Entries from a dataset
::::::::

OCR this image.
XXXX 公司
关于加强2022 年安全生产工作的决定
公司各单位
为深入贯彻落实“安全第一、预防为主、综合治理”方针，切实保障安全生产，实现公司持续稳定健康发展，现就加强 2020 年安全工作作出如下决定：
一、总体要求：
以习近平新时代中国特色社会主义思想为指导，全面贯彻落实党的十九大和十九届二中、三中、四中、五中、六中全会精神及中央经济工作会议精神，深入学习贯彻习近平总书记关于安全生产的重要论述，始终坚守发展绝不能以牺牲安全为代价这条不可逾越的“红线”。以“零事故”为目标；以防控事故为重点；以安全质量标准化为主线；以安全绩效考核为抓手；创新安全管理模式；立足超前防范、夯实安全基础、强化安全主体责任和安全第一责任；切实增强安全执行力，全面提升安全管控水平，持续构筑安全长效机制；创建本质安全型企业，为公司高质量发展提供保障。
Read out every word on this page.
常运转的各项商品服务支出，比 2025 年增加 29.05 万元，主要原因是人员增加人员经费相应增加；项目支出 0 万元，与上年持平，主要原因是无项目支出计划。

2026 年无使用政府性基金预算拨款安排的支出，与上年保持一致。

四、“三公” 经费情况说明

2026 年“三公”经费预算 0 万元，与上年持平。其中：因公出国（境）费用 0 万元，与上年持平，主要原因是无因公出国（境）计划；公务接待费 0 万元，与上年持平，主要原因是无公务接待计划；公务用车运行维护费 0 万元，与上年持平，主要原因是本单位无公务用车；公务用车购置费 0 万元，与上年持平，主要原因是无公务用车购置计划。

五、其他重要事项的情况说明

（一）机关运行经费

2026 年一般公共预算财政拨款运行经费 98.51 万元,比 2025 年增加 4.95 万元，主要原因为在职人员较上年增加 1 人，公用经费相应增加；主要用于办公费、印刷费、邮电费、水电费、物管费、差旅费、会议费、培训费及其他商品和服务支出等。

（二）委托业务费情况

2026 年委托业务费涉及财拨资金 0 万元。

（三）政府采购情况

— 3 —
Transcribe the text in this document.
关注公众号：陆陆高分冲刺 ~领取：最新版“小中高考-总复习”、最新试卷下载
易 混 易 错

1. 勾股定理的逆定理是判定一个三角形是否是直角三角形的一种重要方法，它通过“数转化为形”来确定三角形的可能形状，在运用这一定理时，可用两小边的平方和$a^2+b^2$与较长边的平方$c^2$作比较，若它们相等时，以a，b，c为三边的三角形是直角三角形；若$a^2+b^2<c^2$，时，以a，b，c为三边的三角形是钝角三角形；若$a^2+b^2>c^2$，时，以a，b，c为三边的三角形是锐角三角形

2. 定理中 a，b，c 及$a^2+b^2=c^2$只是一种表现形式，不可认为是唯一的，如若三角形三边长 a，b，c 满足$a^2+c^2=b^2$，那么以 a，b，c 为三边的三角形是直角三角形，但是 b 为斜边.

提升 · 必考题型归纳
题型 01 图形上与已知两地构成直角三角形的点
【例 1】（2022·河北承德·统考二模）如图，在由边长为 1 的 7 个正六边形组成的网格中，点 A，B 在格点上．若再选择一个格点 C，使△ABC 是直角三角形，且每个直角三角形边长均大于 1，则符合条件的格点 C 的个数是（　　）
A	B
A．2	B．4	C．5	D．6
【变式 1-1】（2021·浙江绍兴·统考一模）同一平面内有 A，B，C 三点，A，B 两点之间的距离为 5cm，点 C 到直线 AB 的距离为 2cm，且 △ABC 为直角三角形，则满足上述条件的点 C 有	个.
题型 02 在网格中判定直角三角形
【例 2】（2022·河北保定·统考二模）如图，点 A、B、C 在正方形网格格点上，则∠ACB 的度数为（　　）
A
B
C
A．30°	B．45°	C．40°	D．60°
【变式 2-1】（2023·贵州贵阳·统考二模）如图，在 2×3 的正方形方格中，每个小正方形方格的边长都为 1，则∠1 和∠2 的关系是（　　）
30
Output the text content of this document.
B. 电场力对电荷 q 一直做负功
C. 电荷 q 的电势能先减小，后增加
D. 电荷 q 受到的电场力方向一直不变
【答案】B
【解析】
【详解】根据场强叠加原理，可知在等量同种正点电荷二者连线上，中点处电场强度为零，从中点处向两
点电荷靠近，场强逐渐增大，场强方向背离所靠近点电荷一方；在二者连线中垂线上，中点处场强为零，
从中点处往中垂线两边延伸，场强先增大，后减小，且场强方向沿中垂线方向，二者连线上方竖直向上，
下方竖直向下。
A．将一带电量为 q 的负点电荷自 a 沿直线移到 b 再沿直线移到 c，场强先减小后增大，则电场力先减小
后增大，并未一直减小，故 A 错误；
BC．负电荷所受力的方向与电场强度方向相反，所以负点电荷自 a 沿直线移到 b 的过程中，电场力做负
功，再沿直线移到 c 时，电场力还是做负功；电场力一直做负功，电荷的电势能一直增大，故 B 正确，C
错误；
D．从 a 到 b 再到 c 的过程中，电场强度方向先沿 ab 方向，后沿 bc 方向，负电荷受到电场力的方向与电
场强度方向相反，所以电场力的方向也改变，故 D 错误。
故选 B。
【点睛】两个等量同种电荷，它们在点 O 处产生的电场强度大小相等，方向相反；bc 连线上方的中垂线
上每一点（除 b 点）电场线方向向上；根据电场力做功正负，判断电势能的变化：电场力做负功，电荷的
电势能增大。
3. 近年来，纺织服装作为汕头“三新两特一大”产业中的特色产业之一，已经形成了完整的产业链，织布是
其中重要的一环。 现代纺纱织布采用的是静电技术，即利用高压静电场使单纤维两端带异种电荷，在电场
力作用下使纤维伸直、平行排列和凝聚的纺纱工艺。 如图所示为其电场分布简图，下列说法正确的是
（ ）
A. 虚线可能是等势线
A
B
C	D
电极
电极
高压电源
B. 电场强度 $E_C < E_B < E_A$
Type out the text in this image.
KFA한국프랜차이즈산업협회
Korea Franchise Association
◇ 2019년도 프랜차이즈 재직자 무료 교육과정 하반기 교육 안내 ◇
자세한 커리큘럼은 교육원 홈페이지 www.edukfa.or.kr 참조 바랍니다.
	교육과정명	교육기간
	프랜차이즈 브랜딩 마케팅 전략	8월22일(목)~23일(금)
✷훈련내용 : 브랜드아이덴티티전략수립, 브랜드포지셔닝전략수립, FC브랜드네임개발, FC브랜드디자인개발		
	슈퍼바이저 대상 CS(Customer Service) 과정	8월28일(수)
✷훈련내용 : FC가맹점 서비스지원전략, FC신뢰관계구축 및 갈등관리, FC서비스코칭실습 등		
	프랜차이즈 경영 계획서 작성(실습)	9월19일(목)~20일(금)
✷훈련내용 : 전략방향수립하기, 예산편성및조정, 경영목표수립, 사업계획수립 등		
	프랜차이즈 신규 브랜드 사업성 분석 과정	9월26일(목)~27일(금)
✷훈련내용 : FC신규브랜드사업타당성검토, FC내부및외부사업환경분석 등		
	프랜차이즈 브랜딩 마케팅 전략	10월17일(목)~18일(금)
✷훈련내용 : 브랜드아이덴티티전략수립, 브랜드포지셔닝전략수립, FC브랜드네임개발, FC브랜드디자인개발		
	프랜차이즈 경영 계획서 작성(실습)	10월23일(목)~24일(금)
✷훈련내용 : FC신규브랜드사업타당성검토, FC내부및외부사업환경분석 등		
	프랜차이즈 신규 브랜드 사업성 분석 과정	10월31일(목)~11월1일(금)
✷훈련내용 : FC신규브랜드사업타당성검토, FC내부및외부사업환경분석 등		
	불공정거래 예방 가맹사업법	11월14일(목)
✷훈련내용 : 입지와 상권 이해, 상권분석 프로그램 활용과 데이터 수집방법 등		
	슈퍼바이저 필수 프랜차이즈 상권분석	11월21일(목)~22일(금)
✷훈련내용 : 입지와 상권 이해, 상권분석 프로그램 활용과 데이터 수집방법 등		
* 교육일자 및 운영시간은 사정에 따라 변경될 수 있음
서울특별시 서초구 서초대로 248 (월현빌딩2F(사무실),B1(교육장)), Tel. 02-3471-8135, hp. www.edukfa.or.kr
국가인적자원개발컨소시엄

::::::::

Provide solely the number of lines in the data that include the word "统考二模".

_Result of the exercise_
3